> Vorliegender Text:
-- -- --

Doch kein Landesverrat

PRESSEFREIHEIT Bundesanwaltschaft stellt die Ermittlungen gegen Netzpolitik.org ein: Es wurde kein „Staatsgeheimnis“ veröffentlicht. Die Journalisten fordern mehr Auskünfte

Können aufatmen: Markus Beckedahl (l.), Andre Meister Foto: dpa

Von Christian Rath

KARLSRUHE/BERLIN taz | Die Bun­desanwaltschaft hat die Landesverrats-Ermittlungen gegen Markus Beckedahl und Andre Meister vom Blog Netzpolitik.org eingestellt. Das teilte die Justizbehörde am Montag mit. Auch gegen die unbekannte Quelle wird nicht mehr wegen Landesverrats, sondern nur noch wegen „Verletzung von Dienstgeheimnissen“ ermittelt. Ausgelöst wurde die Affäre durch zwei Artikel, die Meister im Februar und April auf Netzpolitik.org veröffentlichte. Er belegte anhand von vertraulichen Dokumenten, dass im Bundesamt für Verfassungsschutz (BfV) eine neue Referatsgruppe mit 75 Mitarbeitern eingerichtet wurde. Aufgabe sei die „Massendatenauswertung“ von Online-Kommunikation. BfV-Präsident Hans-Georg Maaßen erstattete darauf Strafanzeige. In einem Gutachten erklärte das BfV die veröffentlichten Papiere zu Staatsgeheimnissen. Der damalige Generalbundesanwalt Harald Range eröffnete deshalb Mitte Mai ein Ermittlungsverfahren wegen Landesverrats gegen Beckedahl, Meister und die unbekannte Quelle.

Nun hat die Bundesanwaltschaft das Ermittlungsverfahren wieder eingestellt. Es bestehe kein ausreichender Anlass zur Erhebung einer Anklage. Weder liege ein Staatsgeheimnis vor, noch hätten Beckedahl und Meister die Absicht gehabt, mit ihrer Veröffentlichung der Bundesrepublik zu schaden. Laut Gesetz liegt dann ein Staatsgeheimnis vor, wenn Tatsachen „vor einer fremden Macht geheimgehalten werden müssen, um die Gefahr eines schweren Nachteils für die äußere Sicherheit der Bundesrepublik Deutschland abzuwenden“.

Die Bundesanwaltschaft macht in ihrer Mitteilung deutlich, dass die Einstellung des Verfahrens auf ihrer eigenen Einschätzung beruht, also nicht nur eine Weisung des Justizministeriums ist. Am Donnerstagabend hatte das Ministerium der Bundesanwaltschaft allerdings eine rund 15-seitige „fachliche Einschätzung“ übersandt, wonach es sich bei den fraglichen Dokumenten um keine Staatsgeheimnisse handelt.

-- -- --

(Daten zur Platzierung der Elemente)
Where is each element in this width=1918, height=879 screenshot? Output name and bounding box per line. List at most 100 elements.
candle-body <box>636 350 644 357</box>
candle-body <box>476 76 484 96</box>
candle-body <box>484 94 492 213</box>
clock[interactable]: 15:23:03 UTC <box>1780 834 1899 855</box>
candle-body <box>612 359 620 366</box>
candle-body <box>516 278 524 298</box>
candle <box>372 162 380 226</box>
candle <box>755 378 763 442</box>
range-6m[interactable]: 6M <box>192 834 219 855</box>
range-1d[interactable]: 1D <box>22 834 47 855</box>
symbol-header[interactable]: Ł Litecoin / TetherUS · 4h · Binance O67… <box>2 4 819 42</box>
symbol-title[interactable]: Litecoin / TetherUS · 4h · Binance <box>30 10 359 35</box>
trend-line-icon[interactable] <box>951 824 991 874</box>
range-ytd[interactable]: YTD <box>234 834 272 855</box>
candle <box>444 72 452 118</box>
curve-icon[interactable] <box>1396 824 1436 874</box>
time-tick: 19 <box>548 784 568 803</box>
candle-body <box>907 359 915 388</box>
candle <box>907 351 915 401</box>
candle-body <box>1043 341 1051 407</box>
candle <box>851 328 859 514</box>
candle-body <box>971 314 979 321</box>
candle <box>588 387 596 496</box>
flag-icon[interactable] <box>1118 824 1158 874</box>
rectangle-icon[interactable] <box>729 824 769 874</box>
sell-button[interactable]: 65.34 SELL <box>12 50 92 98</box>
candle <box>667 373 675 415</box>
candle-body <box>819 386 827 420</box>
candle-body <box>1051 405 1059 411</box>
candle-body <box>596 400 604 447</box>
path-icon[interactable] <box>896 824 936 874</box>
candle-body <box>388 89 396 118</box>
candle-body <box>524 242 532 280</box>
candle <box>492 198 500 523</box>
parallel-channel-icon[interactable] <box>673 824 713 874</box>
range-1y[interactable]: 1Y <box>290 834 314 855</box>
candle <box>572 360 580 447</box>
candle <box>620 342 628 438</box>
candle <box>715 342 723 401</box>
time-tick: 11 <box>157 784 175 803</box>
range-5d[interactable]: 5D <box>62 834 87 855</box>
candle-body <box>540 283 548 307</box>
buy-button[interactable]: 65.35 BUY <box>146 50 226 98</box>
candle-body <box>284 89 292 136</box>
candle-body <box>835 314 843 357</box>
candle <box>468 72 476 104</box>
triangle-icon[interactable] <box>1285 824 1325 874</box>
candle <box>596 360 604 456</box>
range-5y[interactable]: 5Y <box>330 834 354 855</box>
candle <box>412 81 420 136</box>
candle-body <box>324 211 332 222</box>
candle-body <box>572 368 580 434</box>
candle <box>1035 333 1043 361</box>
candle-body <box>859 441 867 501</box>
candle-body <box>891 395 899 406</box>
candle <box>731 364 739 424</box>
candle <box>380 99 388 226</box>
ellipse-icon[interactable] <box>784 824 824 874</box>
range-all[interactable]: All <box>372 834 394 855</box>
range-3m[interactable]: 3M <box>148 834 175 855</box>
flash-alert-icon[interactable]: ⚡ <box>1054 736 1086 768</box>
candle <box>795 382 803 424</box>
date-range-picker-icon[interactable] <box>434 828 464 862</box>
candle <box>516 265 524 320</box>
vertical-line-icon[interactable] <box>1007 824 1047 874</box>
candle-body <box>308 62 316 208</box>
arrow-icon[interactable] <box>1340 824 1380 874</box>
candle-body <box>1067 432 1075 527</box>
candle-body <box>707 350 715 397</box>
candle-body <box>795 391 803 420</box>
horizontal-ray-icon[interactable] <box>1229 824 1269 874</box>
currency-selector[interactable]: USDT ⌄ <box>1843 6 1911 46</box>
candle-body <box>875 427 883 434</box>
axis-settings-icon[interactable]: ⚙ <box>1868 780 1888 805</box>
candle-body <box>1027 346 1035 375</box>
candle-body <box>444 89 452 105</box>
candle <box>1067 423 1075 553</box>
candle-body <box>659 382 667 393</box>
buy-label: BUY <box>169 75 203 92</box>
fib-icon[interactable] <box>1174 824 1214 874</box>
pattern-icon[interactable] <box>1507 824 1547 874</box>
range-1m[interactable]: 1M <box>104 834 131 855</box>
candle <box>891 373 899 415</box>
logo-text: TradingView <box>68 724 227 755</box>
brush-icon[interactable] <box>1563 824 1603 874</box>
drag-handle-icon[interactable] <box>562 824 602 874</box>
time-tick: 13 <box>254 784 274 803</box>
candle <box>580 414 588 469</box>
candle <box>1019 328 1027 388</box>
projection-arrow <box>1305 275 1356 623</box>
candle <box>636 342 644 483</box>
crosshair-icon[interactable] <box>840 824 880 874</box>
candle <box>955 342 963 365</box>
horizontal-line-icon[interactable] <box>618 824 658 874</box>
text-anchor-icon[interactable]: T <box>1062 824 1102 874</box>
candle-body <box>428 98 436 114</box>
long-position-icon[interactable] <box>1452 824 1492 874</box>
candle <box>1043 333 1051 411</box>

-- -- --

> Übungsaufgaben:
**1.** Prüfen Sie, ob die folgenden Aussagen mit dem Artikel über die Netzpolitik.org-Ermittlungen übereinstimmen, und belegen Sie jede Antwort (Ja oder Nein) mit einem wörtlichen Zitat: (a) Auch gegen die unbekannte Quelle wird nicht mehr ermittelt. (b) Die neue Referatsgruppe im BfV umfasst 75 Mitarbeiter. (c) Das Ministerium übersandte der Bundesanwaltschaft am Donnerstagabend eine fachliche Einschätzung.
**2.** Schreiben Sie den Artikel über die Netzpolitik.org-Ermittlungen im Anschluss an seinen letzten Satz weiter.
Die Zeilen stehen in keinem Zusammenhang mit dem Artikel über die Netzpolitik.org-Ermittlungen.

> Lösungen:
**1.**
(a) Nein: „Auch gegen die unbekannte Quelle wird nicht mehr wegen Landesverrats, sondern nur noch wegen „Verletzung von Dienstgeheimnissen“ ermittelt.“
(b) Ja: „eine neue Referatsgruppe mit 75 Mitarbeitern eingerichtet wurde“
(c) Ja: „Am Donnerstagabend hatte das Ministerium der Bundesanwaltschaft allerdings eine rund 15-seitige „fachliche Einschätzung“ übersandt“

**2.**
Damit haben sich die Bundesanwaltschaft und das Ministerium über die anders lautende Ansicht des Verfassungsschutzes hinweggesetzt. Auch ein von Range im Juni beauftragter Gutachter hatte angedeutet, dass er zumindest bei Teilen der Dokumente von einem Staatsgeheimnis ausgehe. Justizminister Heiko Maas (SPD) hatte Range gedrängt, nicht auf das Gutachten zu warten. Im Streit darum war Range letzten Dienstag entlassen worden. Nach taz-Informationen war als Gutachter Jan-Hendrik Diet­rich vorgesehen, ein Rechts­professor aus dem Bereich Nachrichtendienste der Fachhochschule des Bundes für öffentliche Verwaltung.

Im Raum steht jetzt nur noch die Frage, ob Dienstgeheimnisse verletzt wurden. Hierfür ist nicht mehr die Bundesanwaltschaft zuständig, sondern die Staatsanwaltschaft vor Ort, vermutlich in Berlin. Beckedahl und Meister haben nicht mehr viel zu befürchten. Journalisten können sich seit 2012 durch die bloße Veröffentlichung eines Dienstgeheimnisses nicht mehr wegen Verletzung von Dienstgeheimnissen strafbar machen. Eine eventuelle Strafverfolgung könnte sich allerdings gegen die Informanten richten.

„Die Einstellung ist schön und längst überfällig“

Markus Beckedahl

Beckedahl nannte die Einstellung „schön, längst überfällig“. Aber er wolle doch wissen, ob und wie die Redaktion in letzter Zeit überwacht wurde. Range hatte im Rahmen des Ermittlungsverfahrens zwar solche Maßnahmen ausdrücklich ausgeschlossen. Möglich wäre bei Verdacht auf Landesverrat allerdings auch eine Überwachung durch den Verfassungsschutz. Hierzu wollte ein Sprecher des Bundesinnenministeriums keine Auskunft geben.

Nach der Entlassung von Range agiert derzeit dessen Stellvertreter Gerhard Altvater als Generalbundesanwalt. Der von Maas vorgeschlagene Nachfolger Peter Frank muss noch von Bundesregierung und Bundesrat bestätigt werden und wird sein Amt wohl erst im Oktober antreten.